◆ Records to use
★ ★ ★ ★ ★ ★ ★

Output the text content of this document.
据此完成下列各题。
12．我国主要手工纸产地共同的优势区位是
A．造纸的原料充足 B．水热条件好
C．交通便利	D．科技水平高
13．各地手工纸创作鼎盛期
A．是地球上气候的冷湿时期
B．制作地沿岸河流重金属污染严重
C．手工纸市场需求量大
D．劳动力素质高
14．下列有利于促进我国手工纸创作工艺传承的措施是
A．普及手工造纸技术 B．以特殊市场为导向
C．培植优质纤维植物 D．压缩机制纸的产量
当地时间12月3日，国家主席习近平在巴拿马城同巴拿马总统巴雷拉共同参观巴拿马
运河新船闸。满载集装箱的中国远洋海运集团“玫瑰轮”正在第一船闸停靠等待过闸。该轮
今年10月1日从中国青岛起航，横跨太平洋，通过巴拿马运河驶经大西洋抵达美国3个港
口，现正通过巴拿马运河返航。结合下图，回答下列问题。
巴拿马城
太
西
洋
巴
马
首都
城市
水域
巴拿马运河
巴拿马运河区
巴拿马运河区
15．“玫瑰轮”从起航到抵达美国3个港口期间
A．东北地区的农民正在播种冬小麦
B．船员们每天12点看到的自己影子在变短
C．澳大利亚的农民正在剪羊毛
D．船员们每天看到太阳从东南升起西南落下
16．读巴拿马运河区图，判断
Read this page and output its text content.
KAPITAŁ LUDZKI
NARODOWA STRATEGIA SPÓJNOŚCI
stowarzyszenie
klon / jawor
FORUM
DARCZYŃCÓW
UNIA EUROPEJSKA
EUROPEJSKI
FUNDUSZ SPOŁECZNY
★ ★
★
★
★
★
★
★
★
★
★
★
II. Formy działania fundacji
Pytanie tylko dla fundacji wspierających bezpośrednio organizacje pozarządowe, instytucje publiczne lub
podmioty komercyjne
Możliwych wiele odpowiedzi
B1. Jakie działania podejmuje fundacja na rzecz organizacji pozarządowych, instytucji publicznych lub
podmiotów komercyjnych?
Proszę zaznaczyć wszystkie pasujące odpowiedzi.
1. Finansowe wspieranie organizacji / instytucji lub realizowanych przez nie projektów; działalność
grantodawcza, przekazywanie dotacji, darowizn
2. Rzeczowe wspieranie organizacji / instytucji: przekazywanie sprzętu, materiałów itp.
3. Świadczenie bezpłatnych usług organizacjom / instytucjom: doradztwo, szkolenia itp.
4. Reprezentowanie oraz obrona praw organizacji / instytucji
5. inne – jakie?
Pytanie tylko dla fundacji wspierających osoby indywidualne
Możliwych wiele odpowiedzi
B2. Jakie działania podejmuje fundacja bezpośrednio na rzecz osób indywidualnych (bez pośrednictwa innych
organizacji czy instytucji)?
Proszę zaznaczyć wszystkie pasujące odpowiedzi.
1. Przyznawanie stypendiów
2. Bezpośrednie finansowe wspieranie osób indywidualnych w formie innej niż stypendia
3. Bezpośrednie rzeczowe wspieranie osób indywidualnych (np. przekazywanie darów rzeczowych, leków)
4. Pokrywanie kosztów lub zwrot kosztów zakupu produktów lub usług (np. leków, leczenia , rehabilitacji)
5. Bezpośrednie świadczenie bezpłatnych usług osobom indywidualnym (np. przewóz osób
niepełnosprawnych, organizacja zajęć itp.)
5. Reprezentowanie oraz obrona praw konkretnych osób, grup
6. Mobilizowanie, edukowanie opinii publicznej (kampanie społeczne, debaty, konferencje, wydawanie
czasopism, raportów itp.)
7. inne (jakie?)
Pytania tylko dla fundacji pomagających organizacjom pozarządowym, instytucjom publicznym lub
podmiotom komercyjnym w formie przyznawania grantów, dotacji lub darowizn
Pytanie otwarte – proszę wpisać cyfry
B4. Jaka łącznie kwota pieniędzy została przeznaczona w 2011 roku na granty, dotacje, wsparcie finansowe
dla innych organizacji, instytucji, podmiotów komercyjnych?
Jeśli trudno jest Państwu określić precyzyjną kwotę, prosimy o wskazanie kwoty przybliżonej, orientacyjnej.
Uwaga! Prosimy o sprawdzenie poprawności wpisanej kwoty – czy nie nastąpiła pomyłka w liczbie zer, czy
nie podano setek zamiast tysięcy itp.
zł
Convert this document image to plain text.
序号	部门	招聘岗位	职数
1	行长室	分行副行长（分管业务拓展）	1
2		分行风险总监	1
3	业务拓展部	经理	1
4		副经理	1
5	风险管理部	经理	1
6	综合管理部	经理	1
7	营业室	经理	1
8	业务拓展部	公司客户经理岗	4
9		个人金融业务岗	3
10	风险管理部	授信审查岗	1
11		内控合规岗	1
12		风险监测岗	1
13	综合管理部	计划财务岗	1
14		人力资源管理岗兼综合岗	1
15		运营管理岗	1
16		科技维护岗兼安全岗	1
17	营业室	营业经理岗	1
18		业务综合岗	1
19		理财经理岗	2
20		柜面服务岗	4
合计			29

★ ★ ★ ★ ★ ★ ★

State only the number of lines in these entries that contain "formie".

2